[Exercise aim]
Go through the records and extract every line with the word "intraveineuse".

[Stored data]
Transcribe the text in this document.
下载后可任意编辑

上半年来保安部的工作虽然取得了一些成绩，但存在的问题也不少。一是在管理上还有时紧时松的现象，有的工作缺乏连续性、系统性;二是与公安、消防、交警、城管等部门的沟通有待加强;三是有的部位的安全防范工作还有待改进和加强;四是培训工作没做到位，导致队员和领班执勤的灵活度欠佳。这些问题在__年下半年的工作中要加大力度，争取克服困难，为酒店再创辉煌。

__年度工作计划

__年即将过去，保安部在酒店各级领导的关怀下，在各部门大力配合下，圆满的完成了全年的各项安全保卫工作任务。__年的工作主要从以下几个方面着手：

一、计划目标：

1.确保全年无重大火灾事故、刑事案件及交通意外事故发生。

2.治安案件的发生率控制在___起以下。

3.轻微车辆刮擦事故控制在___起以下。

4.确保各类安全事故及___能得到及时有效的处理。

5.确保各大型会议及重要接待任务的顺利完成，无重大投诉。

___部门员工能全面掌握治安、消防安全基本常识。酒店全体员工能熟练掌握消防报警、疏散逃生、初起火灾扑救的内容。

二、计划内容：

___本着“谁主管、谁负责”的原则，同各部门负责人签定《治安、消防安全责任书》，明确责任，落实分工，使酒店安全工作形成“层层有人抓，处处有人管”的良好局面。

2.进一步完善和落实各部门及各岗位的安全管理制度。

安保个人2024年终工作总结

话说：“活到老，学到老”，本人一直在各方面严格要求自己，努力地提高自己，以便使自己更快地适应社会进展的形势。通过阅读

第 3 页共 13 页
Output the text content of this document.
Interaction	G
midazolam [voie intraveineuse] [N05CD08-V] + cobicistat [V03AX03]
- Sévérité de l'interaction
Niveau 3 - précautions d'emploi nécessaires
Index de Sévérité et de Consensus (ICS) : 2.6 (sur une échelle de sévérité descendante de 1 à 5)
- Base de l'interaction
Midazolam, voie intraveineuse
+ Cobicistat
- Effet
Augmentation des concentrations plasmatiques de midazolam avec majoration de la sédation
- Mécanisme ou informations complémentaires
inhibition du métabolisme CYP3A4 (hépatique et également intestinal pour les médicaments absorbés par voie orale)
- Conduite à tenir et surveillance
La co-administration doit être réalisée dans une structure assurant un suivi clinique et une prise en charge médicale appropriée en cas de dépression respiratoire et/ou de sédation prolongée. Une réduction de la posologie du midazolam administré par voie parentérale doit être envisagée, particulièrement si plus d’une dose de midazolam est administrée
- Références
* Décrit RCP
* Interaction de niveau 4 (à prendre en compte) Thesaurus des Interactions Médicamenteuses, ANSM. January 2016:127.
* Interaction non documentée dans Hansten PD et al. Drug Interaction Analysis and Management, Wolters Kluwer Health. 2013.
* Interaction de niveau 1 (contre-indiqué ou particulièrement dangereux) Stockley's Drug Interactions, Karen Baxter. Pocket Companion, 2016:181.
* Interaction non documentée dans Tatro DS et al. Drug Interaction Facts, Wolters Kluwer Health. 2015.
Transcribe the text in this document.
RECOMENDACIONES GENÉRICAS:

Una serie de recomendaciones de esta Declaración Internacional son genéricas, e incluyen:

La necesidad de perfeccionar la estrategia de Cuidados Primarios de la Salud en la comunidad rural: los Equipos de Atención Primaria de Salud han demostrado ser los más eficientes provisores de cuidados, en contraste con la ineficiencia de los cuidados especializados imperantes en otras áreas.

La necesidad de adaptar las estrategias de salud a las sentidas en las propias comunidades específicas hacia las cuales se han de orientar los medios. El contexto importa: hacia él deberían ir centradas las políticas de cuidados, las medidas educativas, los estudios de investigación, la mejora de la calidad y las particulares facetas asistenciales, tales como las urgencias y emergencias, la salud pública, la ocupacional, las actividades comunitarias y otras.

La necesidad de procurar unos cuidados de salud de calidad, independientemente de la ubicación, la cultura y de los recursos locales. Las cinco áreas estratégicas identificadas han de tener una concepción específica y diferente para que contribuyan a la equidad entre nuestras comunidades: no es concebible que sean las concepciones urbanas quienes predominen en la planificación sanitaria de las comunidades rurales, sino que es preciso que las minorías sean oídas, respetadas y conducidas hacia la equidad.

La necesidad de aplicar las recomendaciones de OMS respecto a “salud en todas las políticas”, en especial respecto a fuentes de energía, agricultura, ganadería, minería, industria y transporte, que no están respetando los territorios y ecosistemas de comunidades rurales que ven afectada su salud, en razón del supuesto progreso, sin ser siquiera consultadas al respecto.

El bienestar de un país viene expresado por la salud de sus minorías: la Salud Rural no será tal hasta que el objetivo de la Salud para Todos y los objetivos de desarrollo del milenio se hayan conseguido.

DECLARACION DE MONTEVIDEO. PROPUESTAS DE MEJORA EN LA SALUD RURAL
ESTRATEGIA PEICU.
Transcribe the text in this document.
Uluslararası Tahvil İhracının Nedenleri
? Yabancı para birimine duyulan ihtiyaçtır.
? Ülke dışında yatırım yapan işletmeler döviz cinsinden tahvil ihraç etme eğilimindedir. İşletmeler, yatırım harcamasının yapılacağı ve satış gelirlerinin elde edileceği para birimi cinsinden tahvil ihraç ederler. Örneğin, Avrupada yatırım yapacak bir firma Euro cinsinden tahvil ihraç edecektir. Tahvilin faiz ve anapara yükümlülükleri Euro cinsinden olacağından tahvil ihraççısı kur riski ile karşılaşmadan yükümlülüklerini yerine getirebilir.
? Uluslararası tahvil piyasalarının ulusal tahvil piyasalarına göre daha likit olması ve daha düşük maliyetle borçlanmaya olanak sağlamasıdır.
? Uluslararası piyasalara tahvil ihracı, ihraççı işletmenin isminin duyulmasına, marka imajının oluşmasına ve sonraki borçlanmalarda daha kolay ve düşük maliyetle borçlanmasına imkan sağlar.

[Expected answer]
midazolam [voie intraveineuse] [N05CD08-V] + cobicistat [V03AX03]
Midazolam, voie intraveineuse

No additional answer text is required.